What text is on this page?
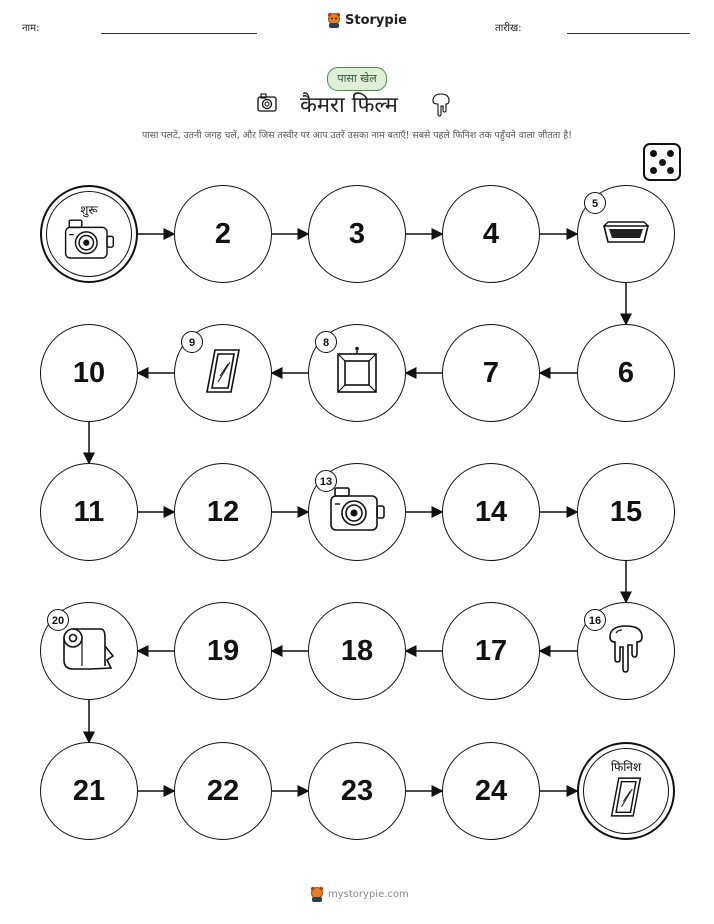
नाम:
Storypie
तारीख:
पासा खेल
कैमरा फिल्म
पासा पलटें, उतनी जगह चलें, और जिस तस्वीर पर आप उतरें उसका नाम बताएँ! सबसे पहले फिनिश तक पहुँचने वाला जीतता है!
शुरू
2	3	4
5
6
7
8
9
10
11	12
13
14	15
16
17
18
19
20
21	22	23	24
फिनिश
mystorypie.com
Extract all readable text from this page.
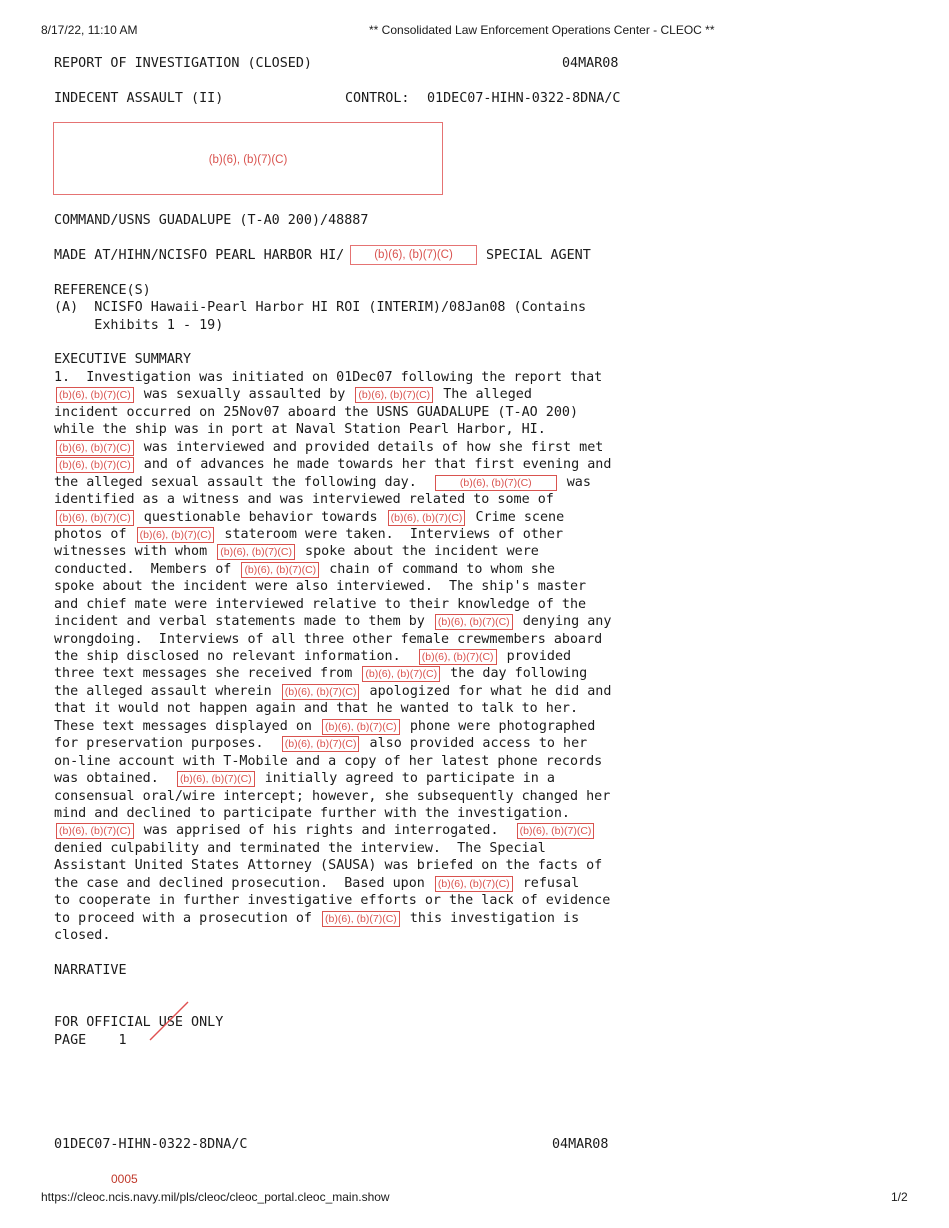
8/17/22, 11:10 AM	** Consolidated Law Enforcement Operations Center - CLEOC **
REPORT OF INVESTIGATION (CLOSED)	04MAR08
INDECENT ASSAULT (II)	CONTROL: 01DEC07-HIHN-0322-8DNA/C
(b)(6), (b)(7)(C)
COMMAND/USNS GUADALUPE (T-A0 200)/48887
MADE AT/HIHN/NCISFO PEARL HARBOR HI/	(b)(6), (b)(7)(C)	SPECIAL AGENT
REFERENCE(S)
(A)  NCISFO Hawaii-Pearl Harbor HI ROI (INTERIM)/08Jan08 (Contains
Exhibits 1 - 19)
EXECUTIVE SUMMARY
1.  Investigation was initiated on 01Dec07 following the report that
(b)(6), (b)(7)(C) was sexually assaulted by (b)(6), (b)(7)(C) The alleged
incident occurred on 25Nov07 aboard the USNS GUADALUPE (T-AO 200)
while the ship was in port at Naval Station Pearl Harbor, HI.
(b)(6), (b)(7)(C) was interviewed and provided details of how she first met
(b)(6), (b)(7)(C) and of advances he made towards her that first evening and
the alleged sexual assault the following day.	(b)(6), (b)(7)(C) was
identified as a witness and was interviewed related to some of
(b)(6), (b)(7)(C) questionable behavior towards (b)(6), (b)(7)(C) Crime scene
photos of (b)(6), (b)(7)(C) stateroom were taken.  Interviews of other
witnesses with whom (b)(6), (b)(7)(C) spoke about the incident were
conducted.  Members of (b)(6), (b)(7)(C) chain of command to whom she
spoke about the incident were also interviewed.  The ship's master
and chief mate were interviewed relative to their knowledge of the
incident and verbal statements made to them by (b)(6), (b)(7)(C) denying any
wrongdoing.  Interviews of all three other female crewmembers aboard
the ship disclosed no relevant information.  (b)(6), (b)(7)(C) provided
three text messages she received from (b)(6), (b)(7)(C) the day following
the alleged assault wherein (b)(6), (b)(7)(C) apologized for what he did and
that it would not happen again and that he wanted to talk to her.
These text messages displayed on (b)(6), (b)(7)(C) phone were photographed
for preservation purposes.  (b)(6), (b)(7)(C) also provided access to her
on-line account with T-Mobile and a copy of her latest phone records
was obtained.  (b)(6), (b)(7)(C) initially agreed to participate in a
consensual oral/wire intercept; however, she subsequently changed her
mind and declined to participate further with the investigation.
(b)(6), (b)(7)(C) was apprised of his rights and interrogated.  (b)(6), (b)(7)(C)
denied culpability and terminated the interview.  The Special
Assistant United States Attorney (SAUSA) was briefed on the facts of
the case and declined prosecution.  Based upon (b)(6), (b)(7)(C) refusal
to cooperate in further investigative efforts or the lack of evidence
to proceed with a prosecution of (b)(6), (b)(7)(C) this investigation is
closed.
NARRATIVE
FOR OFFICIAL USE ONLY
PAGE    1
01DEC07-HIHN-0322-8DNA/C	04MAR08
0005
https://cleoc.ncis.navy.mil/pls/cleoc/cleoc_portal.cleoc_main.show	1/2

++++++++++

*Short task*:
Restate the full listing verbatim and drop every picture.

*Answer below*:
What text is on this page?
नाम:
Storypie
तारीख:
पासा खेल
कैमरा फिल्म
पासा पलटें, उतनी जगह चलें, और जिस तस्वीर पर आप उतरें उसका नाम बताएँ! सबसे पहले फिनिश तक पहुँचने वाला जीतता है!
शुरू
2	3	4
5
6
7
8
9
10
11	12
13
14	15
16
17
18
19
20
21	22	23	24
फिनिश
mystorypie.com
Extract all readable text from this page.
8/17/22, 11:10 AM	** Consolidated Law Enforcement Operations Center - CLEOC **
REPORT OF INVESTIGATION (CLOSED)	04MAR08
INDECENT ASSAULT (II)	CONTROL: 01DEC07-HIHN-0322-8DNA/C
(b)(6), (b)(7)(C)
COMMAND/USNS GUADALUPE (T-A0 200)/48887
MADE AT/HIHN/NCISFO PEARL HARBOR HI/	(b)(6), (b)(7)(C)	SPECIAL AGENT
REFERENCE(S)
(A)  NCISFO Hawaii-Pearl Harbor HI ROI (INTERIM)/08Jan08 (Contains
Exhibits 1 - 19)
EXECUTIVE SUMMARY
1.  Investigation was initiated on 01Dec07 following the report that
(b)(6), (b)(7)(C) was sexually assaulted by (b)(6), (b)(7)(C) The alleged
incident occurred on 25Nov07 aboard the USNS GUADALUPE (T-AO 200)
while the ship was in port at Naval Station Pearl Harbor, HI.
(b)(6), (b)(7)(C) was interviewed and provided details of how she first met
(b)(6), (b)(7)(C) and of advances he made towards her that first evening and
the alleged sexual assault the following day.	(b)(6), (b)(7)(C) was
identified as a witness and was interviewed related to some of
(b)(6), (b)(7)(C) questionable behavior towards (b)(6), (b)(7)(C) Crime scene
photos of (b)(6), (b)(7)(C) stateroom were taken.  Interviews of other
witnesses with whom (b)(6), (b)(7)(C) spoke about the incident were
conducted.  Members of (b)(6), (b)(7)(C) chain of command to whom she
spoke about the incident were also interviewed.  The ship's master
and chief mate were interviewed relative to their knowledge of the
incident and verbal statements made to them by (b)(6), (b)(7)(C) denying any
wrongdoing.  Interviews of all three other female crewmembers aboard
the ship disclosed no relevant information.  (b)(6), (b)(7)(C) provided
three text messages she received from (b)(6), (b)(7)(C) the day following
the alleged assault wherein (b)(6), (b)(7)(C) apologized for what he did and
that it would not happen again and that he wanted to talk to her.
These text messages displayed on (b)(6), (b)(7)(C) phone were photographed
for preservation purposes.  (b)(6), (b)(7)(C) also provided access to her
on-line account with T-Mobile and a copy of her latest phone records
was obtained.  (b)(6), (b)(7)(C) initially agreed to participate in a
consensual oral/wire intercept; however, she subsequently changed her
mind and declined to participate further with the investigation.
(b)(6), (b)(7)(C) was apprised of his rights and interrogated.  (b)(6), (b)(7)(C)
denied culpability and terminated the interview.  The Special
Assistant United States Attorney (SAUSA) was briefed on the facts of
the case and declined prosecution.  Based upon (b)(6), (b)(7)(C) refusal
to cooperate in further investigative efforts or the lack of evidence
to proceed with a prosecution of (b)(6), (b)(7)(C) this investigation is
closed.
NARRATIVE
FOR OFFICIAL USE ONLY
PAGE    1
01DEC07-HIHN-0322-8DNA/C	04MAR08
0005
https://cleoc.ncis.navy.mil/pls/cleoc/cleoc_portal.cleoc_main.show	1/2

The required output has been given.